START Supplied material

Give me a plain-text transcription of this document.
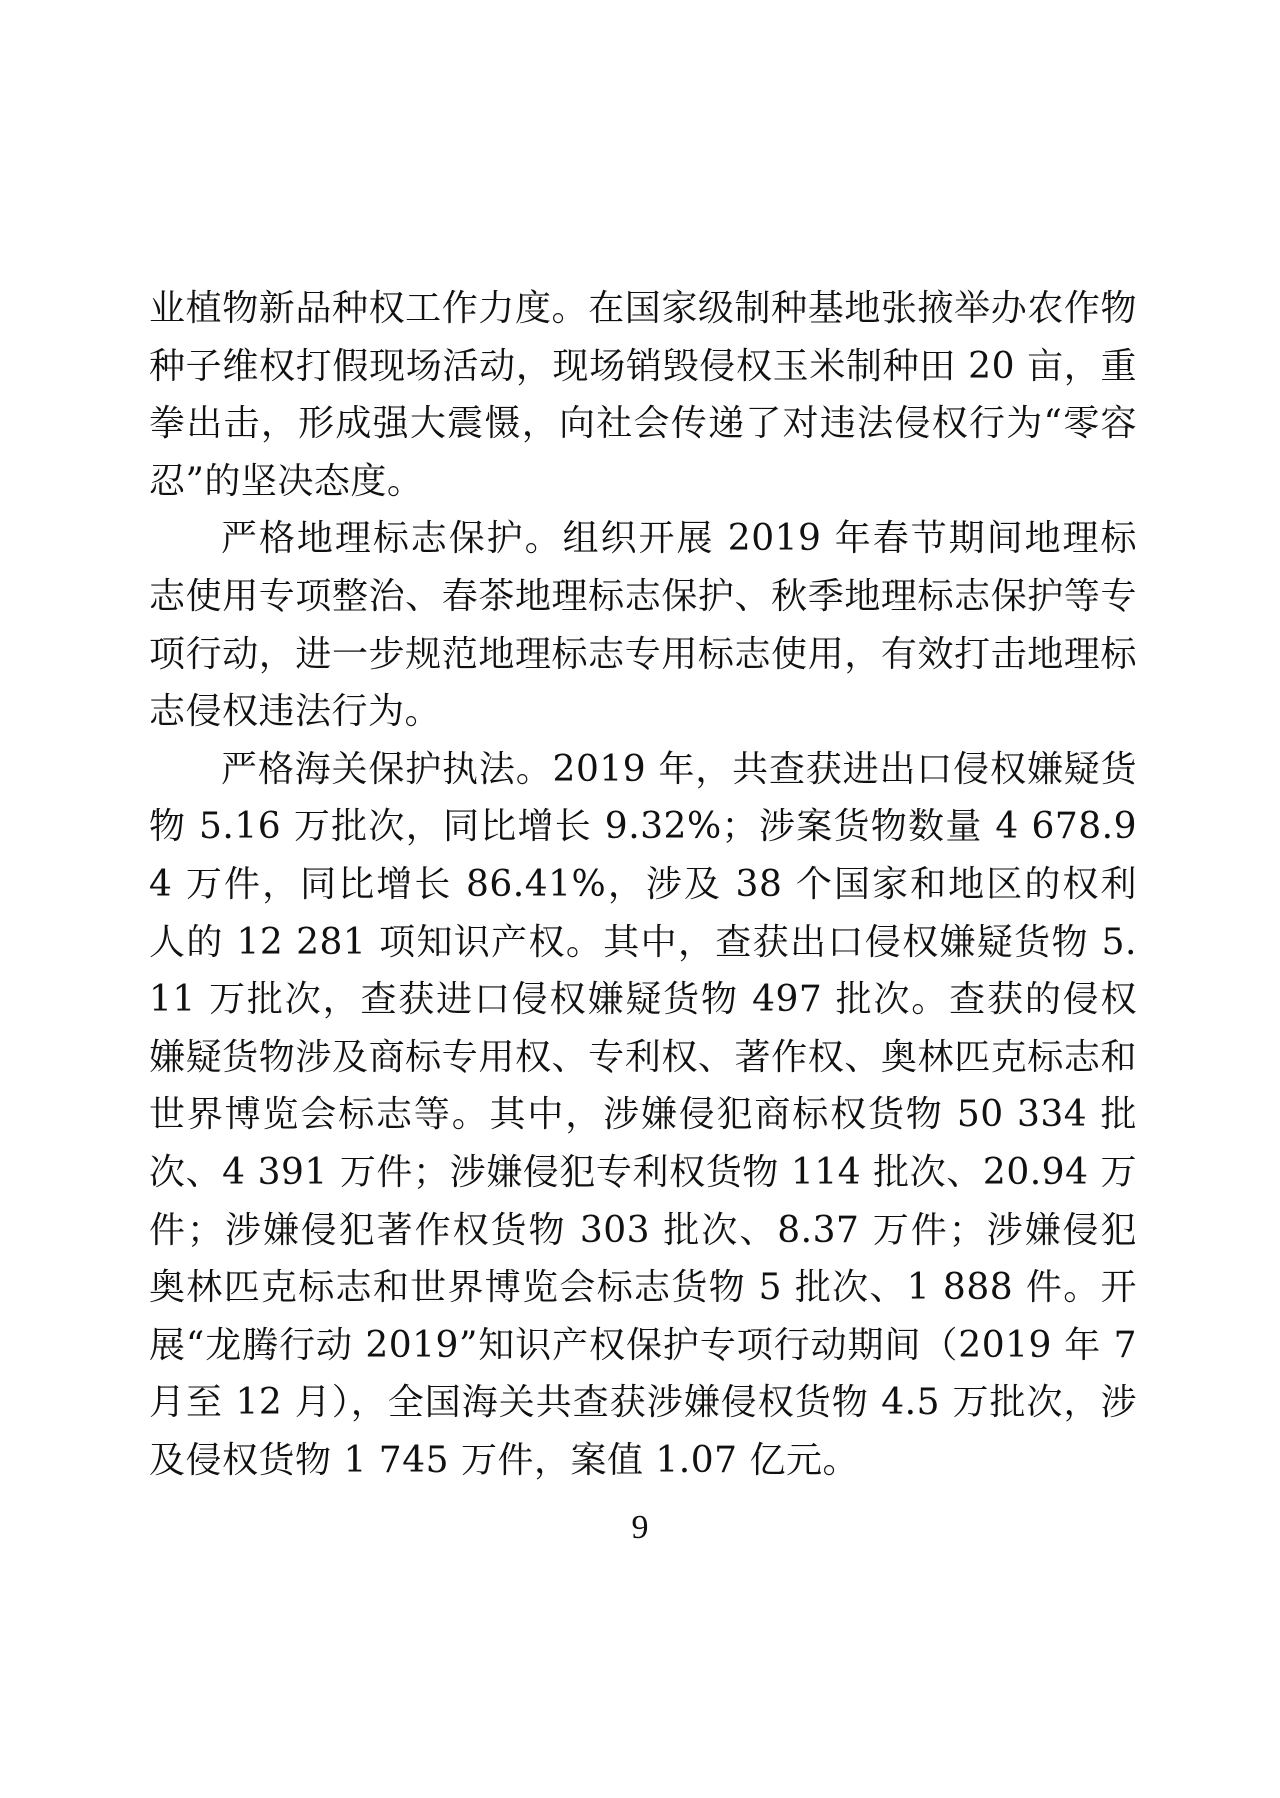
业植物新品种权工作力度。在国家级制种基地张掖举办农作物种子维权打假现场活动，现场销毁侵权玉米制种田 20 亩，重拳出击，形成强大震慑，向社会传递了对违法侵权行为“零容忍”的坚决态度。

严格地理标志保护。组织开展 2019 年春节期间地理标志使用专项整治、春茶地理标志保护、秋季地理标志保护等专项行动，进一步规范地理标志专用标志使用，有效打击地理标志侵权违法行为。

严格海关保护执法。2019 年，共查获进出口侵权嫌疑货物 5.16 万批次，同比增长 9.32%；涉案货物数量 4 678.94 万件，同比增长 86.41%，涉及 38 个国家和地区的权利人的 12 281 项知识产权。其中，查获出口侵权嫌疑货物 5.11 万批次，查获进口侵权嫌疑货物 497 批次。查获的侵权嫌疑货物涉及商标专用权、专利权、著作权、奥林匹克标志和世界博览会标志等。其中，涉嫌侵犯商标权货物 50 334 批次、4 391 万件；涉嫌侵犯专利权货物 114 批次、20.94 万件；涉嫌侵犯著作权货物 303 批次、8.37 万件；涉嫌侵犯奥林匹克标志和世界博览会标志货物 5 批次、1 888 件。开展“龙腾行动 2019”知识产权保护专项行动期间（2019 年 7 月至 12 月），全国海关共查获涉嫌侵权货物 4.5 万批次，涉及侵权货物 1 745 万件，案值 1.07 亿元。

9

END Supplied material

* _Exercise goal_:
Reproduce all of the material above word for word. Omit the pictures.

* _Written response_:
Give me a plain-text transcription of this document.
业植物新品种权工作力度。在国家级制种基地张掖举办农作物种子维权打假现场活动，现场销毁侵权玉米制种田 20 亩，重拳出击，形成强大震慑，向社会传递了对违法侵权行为“零容忍”的坚决态度。

严格地理标志保护。组织开展 2019 年春节期间地理标志使用专项整治、春茶地理标志保护、秋季地理标志保护等专项行动，进一步规范地理标志专用标志使用，有效打击地理标志侵权违法行为。

严格海关保护执法。2019 年，共查获进出口侵权嫌疑货物 5.16 万批次，同比增长 9.32%；涉案货物数量 4 678.94 万件，同比增长 86.41%，涉及 38 个国家和地区的权利人的 12 281 项知识产权。其中，查获出口侵权嫌疑货物 5.11 万批次，查获进口侵权嫌疑货物 497 批次。查获的侵权嫌疑货物涉及商标专用权、专利权、著作权、奥林匹克标志和世界博览会标志等。其中，涉嫌侵犯商标权货物 50 334 批次、4 391 万件；涉嫌侵犯专利权货物 114 批次、20.94 万件；涉嫌侵犯著作权货物 303 批次、8.37 万件；涉嫌侵犯奥林匹克标志和世界博览会标志货物 5 批次、1 888 件。开展“龙腾行动 2019”知识产权保护专项行动期间（2019 年 7 月至 12 月），全国海关共查获涉嫌侵权货物 4.5 万批次，涉及侵权货物 1 745 万件，案值 1.07 亿元。

9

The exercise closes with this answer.